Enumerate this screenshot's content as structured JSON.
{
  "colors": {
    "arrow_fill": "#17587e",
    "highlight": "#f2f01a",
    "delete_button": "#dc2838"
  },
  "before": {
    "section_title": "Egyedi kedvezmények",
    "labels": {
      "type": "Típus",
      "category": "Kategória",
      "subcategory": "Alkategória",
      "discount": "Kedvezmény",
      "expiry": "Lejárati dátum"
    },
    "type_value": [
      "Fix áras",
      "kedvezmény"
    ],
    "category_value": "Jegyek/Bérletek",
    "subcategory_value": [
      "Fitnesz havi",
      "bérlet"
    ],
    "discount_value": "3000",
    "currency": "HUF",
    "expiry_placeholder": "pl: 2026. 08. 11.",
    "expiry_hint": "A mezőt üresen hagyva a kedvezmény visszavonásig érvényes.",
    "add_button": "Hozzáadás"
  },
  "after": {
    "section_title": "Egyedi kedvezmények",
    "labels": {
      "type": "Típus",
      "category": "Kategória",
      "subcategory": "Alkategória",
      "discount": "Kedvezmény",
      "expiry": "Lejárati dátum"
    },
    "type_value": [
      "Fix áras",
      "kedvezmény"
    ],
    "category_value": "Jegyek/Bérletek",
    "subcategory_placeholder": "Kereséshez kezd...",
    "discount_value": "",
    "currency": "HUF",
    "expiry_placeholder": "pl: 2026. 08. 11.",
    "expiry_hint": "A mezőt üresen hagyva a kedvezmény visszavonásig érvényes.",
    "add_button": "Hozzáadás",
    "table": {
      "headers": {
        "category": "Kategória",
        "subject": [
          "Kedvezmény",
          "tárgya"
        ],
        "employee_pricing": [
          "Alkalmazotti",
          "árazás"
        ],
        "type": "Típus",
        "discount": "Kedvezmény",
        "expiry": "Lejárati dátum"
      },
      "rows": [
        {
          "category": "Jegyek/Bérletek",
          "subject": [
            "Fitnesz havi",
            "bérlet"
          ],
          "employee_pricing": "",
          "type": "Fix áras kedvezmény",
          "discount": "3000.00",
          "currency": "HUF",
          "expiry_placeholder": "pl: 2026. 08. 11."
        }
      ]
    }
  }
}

What you will do: Reproduce every record above exactly as it appears.

Response:
Enumerate this screenshot's content as structured JSON.
{
  "colors": {
    "arrow_fill": "#17587e",
    "highlight": "#f2f01a",
    "delete_button": "#dc2838"
  },
  "before": {
    "section_title": "Egyedi kedvezmények",
    "labels": {
      "type": "Típus",
      "category": "Kategória",
      "subcategory": "Alkategória",
      "discount": "Kedvezmény",
      "expiry": "Lejárati dátum"
    },
    "type_value": [
      "Fix áras",
      "kedvezmény"
    ],
    "category_value": "Jegyek/Bérletek",
    "subcategory_value": [
      "Fitnesz havi",
      "bérlet"
    ],
    "discount_value": "3000",
    "currency": "HUF",
    "expiry_placeholder": "pl: 2026. 08. 11.",
    "expiry_hint": "A mezőt üresen hagyva a kedvezmény visszavonásig érvényes.",
    "add_button": "Hozzáadás"
  },
  "after": {
    "section_title": "Egyedi kedvezmények",
    "labels": {
      "type": "Típus",
      "category": "Kategória",
      "subcategory": "Alkategória",
      "discount": "Kedvezmény",
      "expiry": "Lejárati dátum"
    },
    "type_value": [
      "Fix áras",
      "kedvezmény"
    ],
    "category_value": "Jegyek/Bérletek",
    "subcategory_placeholder": "Kereséshez kezd...",
    "discount_value": "",
    "currency": "HUF",
    "expiry_placeholder": "pl: 2026. 08. 11.",
    "expiry_hint": "A mezőt üresen hagyva a kedvezmény visszavonásig érvényes.",
    "add_button": "Hozzáadás",
    "table": {
      "headers": {
        "category": "Kategória",
        "subject": [
          "Kedvezmény",
          "tárgya"
        ],
        "employee_pricing": [
          "Alkalmazotti",
          "árazás"
        ],
        "type": "Típus",
        "discount": "Kedvezmény",
        "expiry": "Lejárati dátum"
      },
      "rows": [
        {
          "category": "Jegyek/Bérletek",
          "subject": [
            "Fitnesz havi",
            "bérlet"
          ],
          "employee_pricing": "",
          "type": "Fix áras kedvezmény",
          "discount": "3000.00",
          "currency": "HUF",
          "expiry_placeholder": "pl: 2026. 08. 11."
        }
      ]
    }
  }
}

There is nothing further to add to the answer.